DESCRIPTION OF THE TASK ::
Pick out each line in these entries that contains the string "without".

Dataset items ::
● ● ● ● ●
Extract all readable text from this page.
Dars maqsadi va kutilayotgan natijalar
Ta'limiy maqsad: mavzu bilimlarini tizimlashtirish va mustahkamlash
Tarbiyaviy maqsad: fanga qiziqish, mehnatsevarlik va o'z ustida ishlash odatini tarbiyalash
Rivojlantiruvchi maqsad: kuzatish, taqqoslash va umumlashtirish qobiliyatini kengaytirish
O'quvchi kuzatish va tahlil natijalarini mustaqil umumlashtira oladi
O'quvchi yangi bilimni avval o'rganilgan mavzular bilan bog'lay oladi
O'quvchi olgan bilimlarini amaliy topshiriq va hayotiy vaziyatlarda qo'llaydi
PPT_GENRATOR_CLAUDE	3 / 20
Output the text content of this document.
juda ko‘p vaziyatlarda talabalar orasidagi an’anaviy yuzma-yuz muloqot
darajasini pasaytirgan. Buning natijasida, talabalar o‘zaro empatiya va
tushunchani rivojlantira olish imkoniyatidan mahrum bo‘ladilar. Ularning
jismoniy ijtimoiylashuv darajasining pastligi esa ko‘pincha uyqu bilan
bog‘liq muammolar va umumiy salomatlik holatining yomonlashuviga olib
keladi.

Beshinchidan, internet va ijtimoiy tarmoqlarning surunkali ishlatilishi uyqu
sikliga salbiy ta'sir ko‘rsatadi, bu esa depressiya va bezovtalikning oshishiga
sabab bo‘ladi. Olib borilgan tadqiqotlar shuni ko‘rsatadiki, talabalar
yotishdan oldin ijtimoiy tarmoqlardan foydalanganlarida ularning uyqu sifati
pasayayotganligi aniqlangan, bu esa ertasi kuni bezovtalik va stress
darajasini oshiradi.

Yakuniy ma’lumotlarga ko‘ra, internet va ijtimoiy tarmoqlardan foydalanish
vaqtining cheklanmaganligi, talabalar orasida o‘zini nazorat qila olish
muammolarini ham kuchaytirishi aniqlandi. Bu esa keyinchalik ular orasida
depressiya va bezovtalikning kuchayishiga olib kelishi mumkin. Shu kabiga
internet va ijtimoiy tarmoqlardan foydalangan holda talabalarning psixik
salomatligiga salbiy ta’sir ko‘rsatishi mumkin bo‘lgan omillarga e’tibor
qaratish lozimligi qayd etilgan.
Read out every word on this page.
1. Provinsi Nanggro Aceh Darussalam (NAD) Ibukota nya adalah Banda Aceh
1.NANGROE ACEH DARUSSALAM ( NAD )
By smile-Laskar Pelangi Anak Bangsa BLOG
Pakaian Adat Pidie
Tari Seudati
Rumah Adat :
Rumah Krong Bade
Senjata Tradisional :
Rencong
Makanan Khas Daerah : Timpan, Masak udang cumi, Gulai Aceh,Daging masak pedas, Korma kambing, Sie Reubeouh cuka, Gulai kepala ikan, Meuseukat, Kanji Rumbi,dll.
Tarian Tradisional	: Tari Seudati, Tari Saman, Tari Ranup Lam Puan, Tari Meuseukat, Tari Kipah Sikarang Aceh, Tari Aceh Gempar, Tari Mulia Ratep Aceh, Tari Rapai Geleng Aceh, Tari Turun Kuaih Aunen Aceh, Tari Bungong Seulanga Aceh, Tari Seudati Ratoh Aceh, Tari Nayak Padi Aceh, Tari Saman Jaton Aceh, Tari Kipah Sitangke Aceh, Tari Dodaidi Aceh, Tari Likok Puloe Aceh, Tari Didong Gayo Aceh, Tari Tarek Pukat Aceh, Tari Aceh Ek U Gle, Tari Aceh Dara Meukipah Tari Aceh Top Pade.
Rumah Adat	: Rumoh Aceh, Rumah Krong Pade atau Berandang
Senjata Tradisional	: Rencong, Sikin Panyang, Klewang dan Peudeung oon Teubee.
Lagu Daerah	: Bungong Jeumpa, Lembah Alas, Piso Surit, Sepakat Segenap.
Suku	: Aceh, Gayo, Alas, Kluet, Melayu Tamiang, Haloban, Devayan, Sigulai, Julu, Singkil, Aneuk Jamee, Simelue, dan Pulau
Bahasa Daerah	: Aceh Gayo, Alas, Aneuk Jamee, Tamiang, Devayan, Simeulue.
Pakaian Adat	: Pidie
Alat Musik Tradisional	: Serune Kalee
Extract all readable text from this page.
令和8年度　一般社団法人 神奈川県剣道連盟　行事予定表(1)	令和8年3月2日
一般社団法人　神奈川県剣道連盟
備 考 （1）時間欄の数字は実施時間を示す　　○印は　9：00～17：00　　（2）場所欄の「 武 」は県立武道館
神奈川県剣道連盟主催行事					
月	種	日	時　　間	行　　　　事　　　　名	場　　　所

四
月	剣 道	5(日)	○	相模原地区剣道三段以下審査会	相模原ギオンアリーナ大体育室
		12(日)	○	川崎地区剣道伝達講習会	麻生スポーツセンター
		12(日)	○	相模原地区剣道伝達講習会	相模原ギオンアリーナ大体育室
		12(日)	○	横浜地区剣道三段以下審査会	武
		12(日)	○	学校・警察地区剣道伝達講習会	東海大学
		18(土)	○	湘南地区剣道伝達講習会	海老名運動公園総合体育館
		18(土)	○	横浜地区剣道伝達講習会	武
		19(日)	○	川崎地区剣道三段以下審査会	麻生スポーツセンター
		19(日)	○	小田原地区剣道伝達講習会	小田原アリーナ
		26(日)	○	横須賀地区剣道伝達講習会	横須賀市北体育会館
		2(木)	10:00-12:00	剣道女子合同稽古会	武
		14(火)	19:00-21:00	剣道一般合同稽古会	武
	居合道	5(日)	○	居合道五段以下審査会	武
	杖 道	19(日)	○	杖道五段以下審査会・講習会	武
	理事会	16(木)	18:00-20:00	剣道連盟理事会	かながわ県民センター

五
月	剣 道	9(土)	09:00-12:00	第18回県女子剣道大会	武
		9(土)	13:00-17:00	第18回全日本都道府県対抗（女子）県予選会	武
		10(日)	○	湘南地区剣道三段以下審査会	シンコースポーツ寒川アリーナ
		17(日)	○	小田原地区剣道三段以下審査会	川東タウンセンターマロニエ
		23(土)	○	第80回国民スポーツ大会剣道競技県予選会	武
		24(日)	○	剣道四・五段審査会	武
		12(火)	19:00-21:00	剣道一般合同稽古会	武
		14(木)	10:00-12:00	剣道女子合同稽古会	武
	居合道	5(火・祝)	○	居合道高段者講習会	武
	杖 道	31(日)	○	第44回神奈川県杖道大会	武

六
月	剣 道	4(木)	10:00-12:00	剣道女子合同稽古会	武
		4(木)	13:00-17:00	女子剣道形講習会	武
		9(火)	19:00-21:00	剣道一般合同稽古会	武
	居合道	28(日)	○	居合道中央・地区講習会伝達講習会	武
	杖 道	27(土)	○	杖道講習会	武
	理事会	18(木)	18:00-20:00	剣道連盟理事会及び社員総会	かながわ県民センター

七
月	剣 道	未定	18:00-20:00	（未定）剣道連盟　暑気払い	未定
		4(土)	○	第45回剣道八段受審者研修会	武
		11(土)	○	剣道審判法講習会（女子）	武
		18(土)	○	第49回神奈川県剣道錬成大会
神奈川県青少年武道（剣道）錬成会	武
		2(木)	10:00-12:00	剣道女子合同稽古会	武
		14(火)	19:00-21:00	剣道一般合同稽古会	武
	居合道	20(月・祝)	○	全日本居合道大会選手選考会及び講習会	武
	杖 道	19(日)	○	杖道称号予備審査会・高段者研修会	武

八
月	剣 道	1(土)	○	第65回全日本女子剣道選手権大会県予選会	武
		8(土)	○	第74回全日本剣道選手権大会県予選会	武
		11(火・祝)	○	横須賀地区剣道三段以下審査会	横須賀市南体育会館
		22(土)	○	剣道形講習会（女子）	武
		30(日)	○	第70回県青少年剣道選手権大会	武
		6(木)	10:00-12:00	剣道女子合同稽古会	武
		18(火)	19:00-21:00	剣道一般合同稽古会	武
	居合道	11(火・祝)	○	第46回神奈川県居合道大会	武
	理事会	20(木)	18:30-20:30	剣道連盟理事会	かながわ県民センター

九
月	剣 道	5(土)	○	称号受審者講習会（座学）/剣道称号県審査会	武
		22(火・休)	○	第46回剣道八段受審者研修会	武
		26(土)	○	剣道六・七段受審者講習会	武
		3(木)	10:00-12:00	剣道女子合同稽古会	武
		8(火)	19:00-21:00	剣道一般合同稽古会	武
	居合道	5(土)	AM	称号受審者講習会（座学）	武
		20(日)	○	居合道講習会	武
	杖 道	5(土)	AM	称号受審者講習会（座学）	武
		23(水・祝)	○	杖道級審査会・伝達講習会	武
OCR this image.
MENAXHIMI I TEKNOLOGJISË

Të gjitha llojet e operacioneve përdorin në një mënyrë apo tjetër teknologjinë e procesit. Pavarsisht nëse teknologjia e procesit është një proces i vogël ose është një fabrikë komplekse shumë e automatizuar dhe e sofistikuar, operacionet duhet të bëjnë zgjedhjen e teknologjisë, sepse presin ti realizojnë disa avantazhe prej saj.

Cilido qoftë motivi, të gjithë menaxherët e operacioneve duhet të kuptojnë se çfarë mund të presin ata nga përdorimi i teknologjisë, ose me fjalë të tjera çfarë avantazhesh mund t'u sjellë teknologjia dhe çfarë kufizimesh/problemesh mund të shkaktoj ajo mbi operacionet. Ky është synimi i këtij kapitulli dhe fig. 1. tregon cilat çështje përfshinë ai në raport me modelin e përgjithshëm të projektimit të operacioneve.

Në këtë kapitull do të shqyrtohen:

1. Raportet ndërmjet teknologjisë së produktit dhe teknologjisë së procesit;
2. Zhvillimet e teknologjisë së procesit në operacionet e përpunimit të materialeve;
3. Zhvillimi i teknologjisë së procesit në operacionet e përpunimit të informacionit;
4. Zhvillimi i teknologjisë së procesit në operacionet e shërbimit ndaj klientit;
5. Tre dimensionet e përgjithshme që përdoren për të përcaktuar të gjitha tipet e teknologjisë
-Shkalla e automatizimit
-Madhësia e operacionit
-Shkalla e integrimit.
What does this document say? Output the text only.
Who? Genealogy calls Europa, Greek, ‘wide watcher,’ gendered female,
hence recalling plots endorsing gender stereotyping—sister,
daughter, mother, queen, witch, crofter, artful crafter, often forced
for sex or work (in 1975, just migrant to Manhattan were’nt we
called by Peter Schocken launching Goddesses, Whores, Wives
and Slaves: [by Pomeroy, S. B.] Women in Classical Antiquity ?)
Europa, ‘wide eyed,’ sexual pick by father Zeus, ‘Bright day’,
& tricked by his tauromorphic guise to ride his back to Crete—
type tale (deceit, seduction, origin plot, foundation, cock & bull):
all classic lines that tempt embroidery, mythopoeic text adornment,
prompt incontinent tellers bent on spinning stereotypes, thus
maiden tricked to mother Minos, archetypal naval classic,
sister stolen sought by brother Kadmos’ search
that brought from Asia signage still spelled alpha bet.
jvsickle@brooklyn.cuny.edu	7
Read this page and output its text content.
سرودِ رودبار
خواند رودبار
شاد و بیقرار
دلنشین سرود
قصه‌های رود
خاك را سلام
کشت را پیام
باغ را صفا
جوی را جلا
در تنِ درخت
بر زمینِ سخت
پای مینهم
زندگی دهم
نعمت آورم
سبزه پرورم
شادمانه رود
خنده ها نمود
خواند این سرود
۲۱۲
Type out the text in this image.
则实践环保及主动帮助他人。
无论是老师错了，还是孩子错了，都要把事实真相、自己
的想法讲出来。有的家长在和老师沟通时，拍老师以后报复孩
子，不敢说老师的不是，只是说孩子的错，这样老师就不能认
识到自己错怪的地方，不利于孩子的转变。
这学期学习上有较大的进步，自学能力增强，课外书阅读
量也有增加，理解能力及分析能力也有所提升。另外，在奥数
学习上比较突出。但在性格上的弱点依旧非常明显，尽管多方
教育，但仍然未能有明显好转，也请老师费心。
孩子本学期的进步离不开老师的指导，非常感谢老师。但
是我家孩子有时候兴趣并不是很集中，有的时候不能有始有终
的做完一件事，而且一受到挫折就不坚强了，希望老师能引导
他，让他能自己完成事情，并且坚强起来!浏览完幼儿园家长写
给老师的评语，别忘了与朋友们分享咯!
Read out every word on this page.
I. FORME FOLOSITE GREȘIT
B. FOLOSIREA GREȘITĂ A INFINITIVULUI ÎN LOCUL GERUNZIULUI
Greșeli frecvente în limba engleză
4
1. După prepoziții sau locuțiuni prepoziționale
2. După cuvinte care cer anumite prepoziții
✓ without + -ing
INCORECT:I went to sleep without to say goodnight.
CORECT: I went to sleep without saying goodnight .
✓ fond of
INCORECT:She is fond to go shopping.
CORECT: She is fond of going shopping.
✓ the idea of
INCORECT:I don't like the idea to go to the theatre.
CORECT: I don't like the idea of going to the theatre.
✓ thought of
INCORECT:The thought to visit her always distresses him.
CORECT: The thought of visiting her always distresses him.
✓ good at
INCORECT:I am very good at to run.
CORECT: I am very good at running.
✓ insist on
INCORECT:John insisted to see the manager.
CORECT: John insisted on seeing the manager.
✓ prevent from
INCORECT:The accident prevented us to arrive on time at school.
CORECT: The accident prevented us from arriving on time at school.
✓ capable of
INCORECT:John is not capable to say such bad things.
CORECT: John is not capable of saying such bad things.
● ● ● ● ●
PROBLEM SOLUTION ::
✓ without + -ing
INCORECT:I went to sleep without to say goodnight.
CORECT: I went to sleep without saying goodnight .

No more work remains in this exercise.